=== INSTRUCTION ===
Using the material below, copy every line where "command" appears.

○ ○ ○

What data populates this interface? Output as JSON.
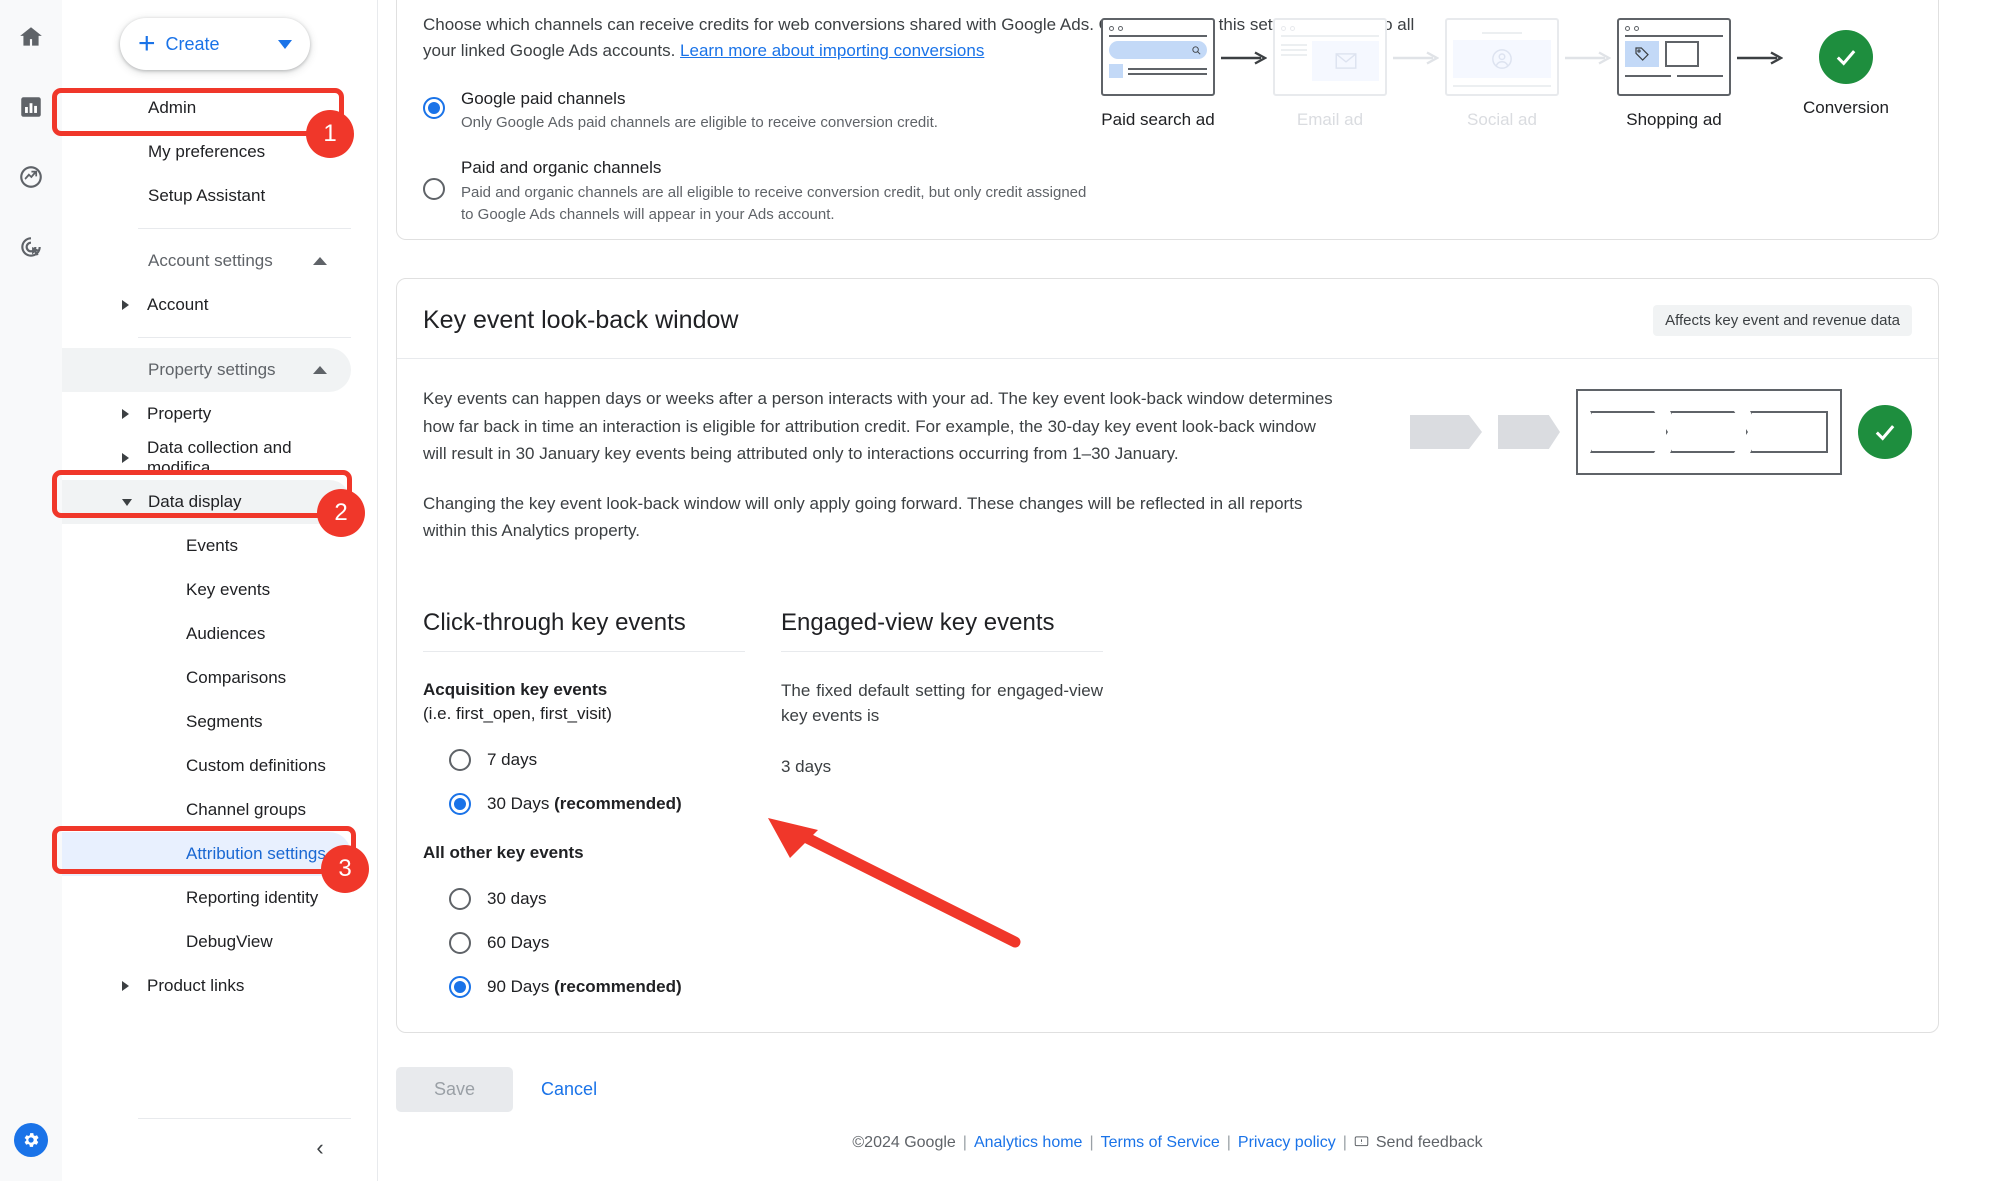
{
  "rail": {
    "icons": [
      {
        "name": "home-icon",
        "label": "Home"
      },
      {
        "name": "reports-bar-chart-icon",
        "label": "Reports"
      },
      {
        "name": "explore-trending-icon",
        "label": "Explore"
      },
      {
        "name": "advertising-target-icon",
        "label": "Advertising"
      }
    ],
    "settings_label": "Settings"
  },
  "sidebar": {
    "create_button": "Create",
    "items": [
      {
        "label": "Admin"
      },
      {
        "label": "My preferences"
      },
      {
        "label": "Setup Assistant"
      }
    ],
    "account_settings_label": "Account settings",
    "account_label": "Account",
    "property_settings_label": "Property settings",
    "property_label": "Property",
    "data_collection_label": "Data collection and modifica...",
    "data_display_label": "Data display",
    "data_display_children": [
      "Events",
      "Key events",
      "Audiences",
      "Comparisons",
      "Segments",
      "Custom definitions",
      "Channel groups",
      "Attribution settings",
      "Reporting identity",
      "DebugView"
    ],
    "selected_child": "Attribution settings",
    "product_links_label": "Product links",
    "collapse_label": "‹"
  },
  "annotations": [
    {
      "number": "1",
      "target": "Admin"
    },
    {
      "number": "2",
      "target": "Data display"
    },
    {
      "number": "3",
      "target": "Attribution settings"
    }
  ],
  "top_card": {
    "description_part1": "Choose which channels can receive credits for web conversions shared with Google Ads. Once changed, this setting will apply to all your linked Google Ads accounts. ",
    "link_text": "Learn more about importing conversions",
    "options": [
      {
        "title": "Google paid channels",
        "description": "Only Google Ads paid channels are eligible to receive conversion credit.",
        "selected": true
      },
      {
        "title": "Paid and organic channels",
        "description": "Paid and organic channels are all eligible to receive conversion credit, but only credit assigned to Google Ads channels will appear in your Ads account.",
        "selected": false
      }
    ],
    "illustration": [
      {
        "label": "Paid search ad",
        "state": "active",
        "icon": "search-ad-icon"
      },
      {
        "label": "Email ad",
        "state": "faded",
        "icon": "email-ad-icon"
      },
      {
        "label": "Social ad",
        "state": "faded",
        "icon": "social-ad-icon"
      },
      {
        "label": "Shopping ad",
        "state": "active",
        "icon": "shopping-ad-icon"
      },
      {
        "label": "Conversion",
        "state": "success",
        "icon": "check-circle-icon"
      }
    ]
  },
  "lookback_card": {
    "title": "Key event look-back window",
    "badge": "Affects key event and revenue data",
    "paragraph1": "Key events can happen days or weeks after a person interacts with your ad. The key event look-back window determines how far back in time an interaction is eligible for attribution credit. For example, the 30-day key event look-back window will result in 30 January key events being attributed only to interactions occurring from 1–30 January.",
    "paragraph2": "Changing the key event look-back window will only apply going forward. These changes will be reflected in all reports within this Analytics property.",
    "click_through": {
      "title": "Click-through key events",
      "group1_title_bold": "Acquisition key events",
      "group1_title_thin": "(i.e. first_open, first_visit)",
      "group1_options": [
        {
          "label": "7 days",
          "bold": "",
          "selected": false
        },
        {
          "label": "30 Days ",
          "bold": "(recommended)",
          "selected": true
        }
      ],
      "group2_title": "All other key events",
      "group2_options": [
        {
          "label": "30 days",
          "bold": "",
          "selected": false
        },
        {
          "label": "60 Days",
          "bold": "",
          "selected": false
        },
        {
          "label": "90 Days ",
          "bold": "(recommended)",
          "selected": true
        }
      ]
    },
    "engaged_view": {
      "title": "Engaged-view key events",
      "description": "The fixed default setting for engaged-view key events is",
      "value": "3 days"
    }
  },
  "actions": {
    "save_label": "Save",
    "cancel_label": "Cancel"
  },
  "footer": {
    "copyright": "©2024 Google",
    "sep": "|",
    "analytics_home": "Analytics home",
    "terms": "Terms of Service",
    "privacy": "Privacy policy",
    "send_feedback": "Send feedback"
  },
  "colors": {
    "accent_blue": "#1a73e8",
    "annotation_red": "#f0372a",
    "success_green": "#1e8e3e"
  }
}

○ ○ ○

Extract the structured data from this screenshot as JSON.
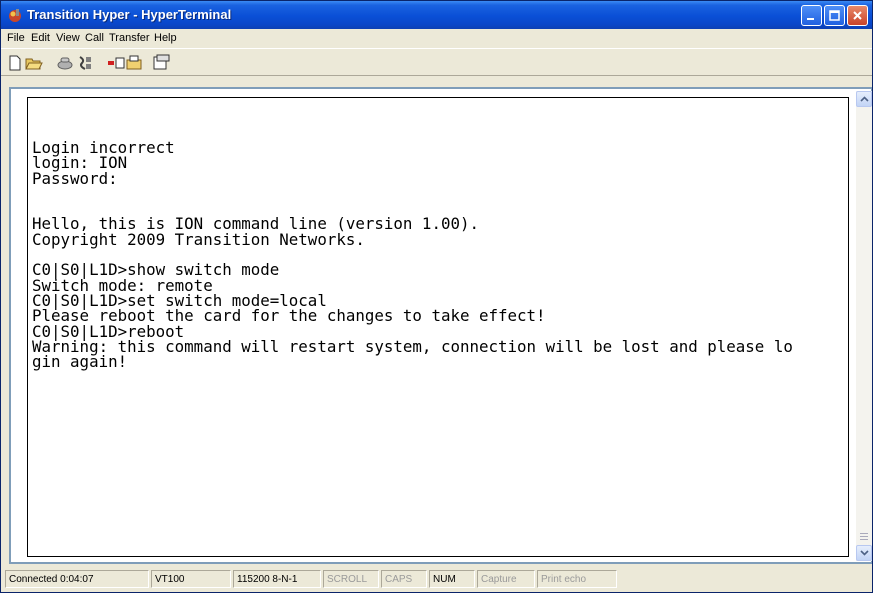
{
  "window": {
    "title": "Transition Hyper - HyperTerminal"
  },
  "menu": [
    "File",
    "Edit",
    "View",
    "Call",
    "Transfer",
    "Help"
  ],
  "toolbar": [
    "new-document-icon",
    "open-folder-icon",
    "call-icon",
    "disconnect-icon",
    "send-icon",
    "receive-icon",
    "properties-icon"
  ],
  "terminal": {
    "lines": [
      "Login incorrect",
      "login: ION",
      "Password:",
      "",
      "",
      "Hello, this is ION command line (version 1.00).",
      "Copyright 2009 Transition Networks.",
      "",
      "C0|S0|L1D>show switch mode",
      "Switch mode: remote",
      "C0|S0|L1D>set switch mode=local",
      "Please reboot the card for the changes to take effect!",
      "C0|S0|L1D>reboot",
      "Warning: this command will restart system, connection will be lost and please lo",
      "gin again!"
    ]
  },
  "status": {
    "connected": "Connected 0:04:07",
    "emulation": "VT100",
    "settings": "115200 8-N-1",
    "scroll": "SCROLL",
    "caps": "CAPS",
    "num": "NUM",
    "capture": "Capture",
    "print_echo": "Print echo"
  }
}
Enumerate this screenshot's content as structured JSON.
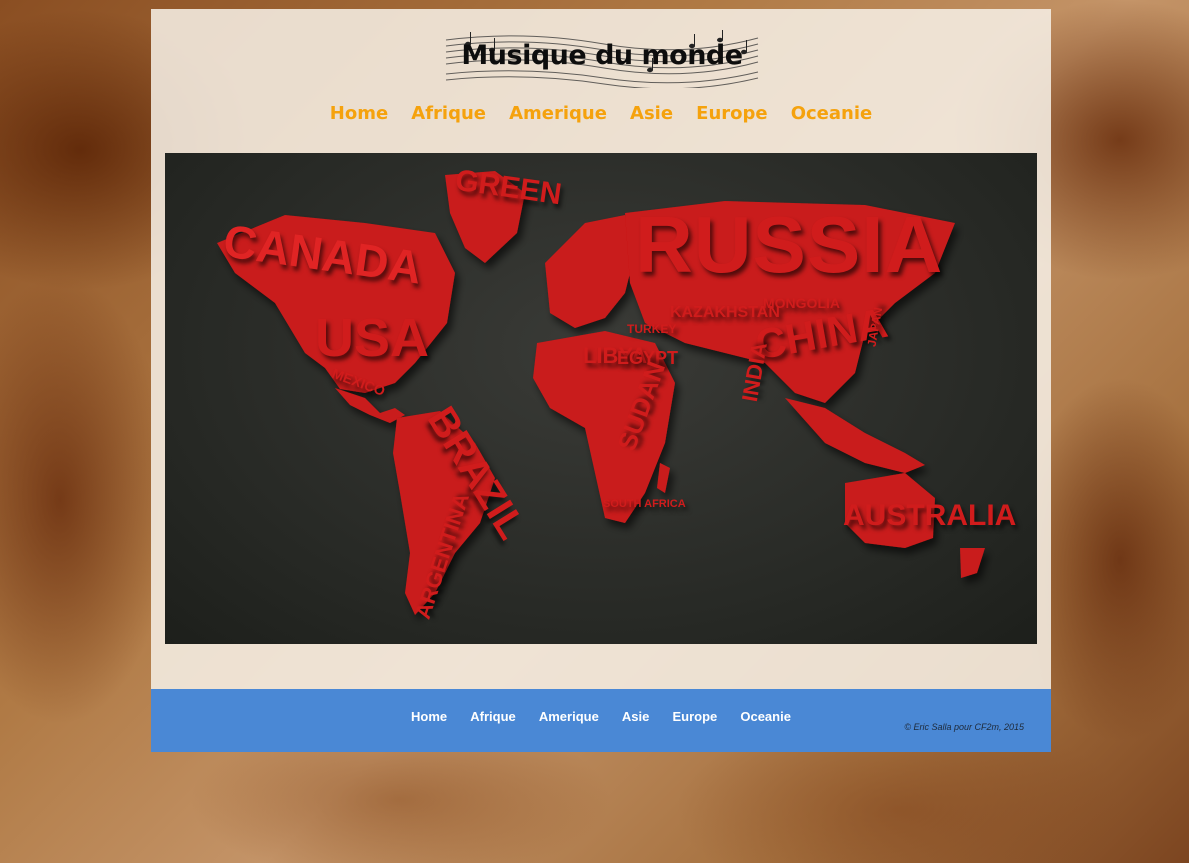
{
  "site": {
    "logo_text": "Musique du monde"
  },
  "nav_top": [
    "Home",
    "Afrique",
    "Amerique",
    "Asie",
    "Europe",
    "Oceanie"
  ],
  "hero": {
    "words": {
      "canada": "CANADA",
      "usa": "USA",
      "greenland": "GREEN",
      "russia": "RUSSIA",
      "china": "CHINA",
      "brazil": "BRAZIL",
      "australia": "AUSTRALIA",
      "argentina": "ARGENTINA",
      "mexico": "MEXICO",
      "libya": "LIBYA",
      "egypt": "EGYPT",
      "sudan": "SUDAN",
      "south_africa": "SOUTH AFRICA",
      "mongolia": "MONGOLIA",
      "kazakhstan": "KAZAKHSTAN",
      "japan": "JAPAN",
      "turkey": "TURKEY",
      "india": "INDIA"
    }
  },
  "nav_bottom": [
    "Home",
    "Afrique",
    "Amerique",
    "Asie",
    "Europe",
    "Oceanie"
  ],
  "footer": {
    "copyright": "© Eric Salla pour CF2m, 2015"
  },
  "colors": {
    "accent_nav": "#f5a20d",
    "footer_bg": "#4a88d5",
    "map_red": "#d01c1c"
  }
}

○ ○ ○

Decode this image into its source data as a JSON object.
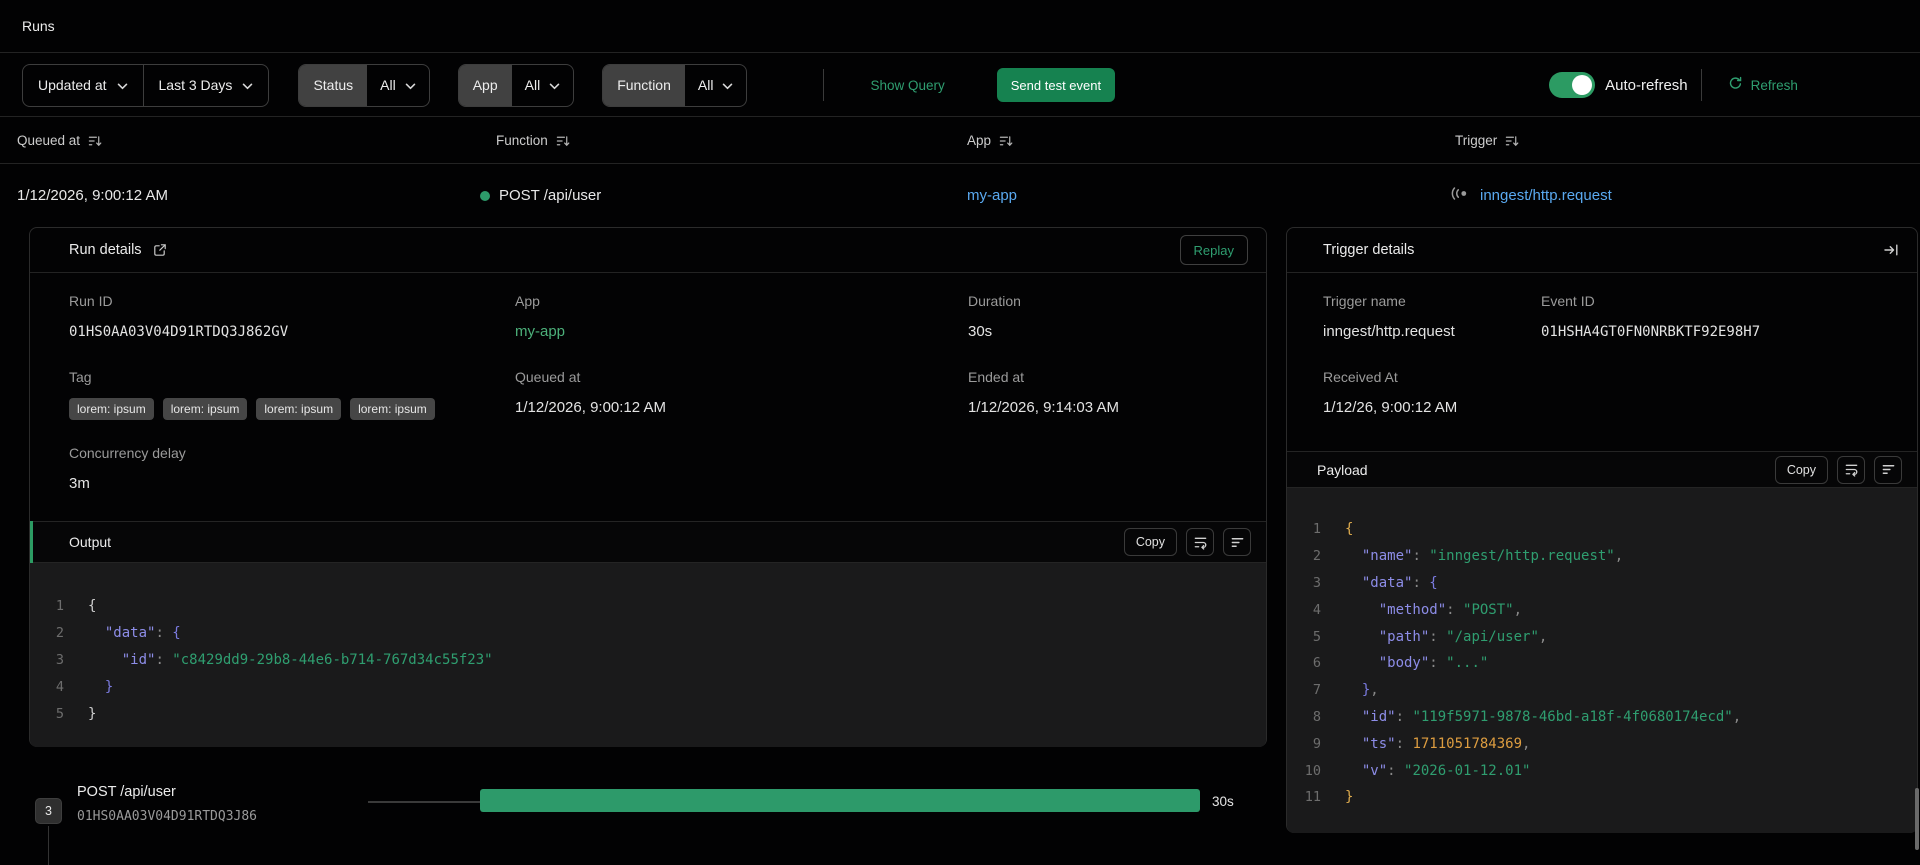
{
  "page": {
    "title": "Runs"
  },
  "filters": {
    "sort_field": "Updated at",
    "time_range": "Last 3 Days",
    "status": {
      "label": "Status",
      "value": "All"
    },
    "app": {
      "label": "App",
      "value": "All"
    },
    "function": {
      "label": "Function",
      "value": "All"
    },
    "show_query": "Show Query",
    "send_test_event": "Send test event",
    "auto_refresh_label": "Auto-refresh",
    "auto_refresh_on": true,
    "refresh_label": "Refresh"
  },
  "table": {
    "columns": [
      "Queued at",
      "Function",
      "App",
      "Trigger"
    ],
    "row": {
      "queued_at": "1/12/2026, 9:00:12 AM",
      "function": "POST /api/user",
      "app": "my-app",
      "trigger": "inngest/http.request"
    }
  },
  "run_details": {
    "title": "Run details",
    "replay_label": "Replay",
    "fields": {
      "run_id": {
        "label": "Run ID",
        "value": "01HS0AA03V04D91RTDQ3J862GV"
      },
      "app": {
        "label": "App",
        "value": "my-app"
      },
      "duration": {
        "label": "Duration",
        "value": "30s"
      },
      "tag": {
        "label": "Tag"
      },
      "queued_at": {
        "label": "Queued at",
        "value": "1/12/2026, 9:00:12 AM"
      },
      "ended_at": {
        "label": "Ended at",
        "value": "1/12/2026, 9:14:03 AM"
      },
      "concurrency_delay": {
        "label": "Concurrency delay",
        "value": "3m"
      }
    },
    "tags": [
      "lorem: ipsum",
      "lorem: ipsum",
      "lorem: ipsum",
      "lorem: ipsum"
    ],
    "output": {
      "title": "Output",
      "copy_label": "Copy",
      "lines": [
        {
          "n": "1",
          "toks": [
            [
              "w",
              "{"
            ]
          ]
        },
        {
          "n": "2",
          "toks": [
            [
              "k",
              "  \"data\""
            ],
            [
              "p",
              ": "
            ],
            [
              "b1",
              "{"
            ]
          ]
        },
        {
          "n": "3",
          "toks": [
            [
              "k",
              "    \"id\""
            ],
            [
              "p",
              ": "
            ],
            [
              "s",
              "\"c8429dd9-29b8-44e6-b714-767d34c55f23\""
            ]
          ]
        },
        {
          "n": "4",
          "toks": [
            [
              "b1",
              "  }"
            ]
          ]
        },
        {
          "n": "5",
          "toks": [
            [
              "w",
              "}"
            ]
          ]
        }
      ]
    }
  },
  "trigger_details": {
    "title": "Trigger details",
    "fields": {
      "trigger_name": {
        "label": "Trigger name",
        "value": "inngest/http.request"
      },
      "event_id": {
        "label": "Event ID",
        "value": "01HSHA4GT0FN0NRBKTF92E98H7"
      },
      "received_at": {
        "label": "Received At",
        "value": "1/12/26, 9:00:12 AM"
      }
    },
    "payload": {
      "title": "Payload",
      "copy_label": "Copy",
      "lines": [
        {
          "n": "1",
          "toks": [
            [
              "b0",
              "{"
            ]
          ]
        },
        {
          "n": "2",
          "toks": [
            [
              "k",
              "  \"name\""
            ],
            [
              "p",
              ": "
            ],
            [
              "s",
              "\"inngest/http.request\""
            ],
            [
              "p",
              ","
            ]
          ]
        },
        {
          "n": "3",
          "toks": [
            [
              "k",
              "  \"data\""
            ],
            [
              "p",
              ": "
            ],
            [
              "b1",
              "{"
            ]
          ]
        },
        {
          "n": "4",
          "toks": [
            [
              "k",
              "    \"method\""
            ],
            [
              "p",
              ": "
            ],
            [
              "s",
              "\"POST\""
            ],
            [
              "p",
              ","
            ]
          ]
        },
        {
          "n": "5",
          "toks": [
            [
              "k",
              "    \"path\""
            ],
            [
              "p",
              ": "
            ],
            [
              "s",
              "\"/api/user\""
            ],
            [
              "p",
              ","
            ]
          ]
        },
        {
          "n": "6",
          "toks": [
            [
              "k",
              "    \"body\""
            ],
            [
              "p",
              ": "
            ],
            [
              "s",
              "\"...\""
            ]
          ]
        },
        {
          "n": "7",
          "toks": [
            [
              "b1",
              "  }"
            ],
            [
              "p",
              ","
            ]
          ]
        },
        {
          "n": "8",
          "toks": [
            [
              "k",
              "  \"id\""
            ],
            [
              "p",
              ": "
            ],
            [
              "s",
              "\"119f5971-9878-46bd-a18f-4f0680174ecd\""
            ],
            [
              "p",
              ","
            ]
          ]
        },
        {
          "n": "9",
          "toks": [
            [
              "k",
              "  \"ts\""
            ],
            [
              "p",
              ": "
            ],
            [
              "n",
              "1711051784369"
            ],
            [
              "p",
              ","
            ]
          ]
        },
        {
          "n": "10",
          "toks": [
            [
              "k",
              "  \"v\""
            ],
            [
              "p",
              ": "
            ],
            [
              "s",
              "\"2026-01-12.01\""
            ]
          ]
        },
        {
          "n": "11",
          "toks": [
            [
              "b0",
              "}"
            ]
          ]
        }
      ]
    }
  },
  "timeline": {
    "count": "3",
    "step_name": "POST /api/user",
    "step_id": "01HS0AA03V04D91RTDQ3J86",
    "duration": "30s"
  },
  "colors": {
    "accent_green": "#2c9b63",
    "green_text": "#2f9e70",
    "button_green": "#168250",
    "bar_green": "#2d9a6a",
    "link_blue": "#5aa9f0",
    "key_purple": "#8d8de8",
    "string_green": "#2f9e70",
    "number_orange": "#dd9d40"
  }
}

○ ○ ○

=== COMPLETED EXERCISE ===
      "Hello, this is ION command line (version 1.00).",
      "Warning: this command will restart system, connection will be lost and please lo",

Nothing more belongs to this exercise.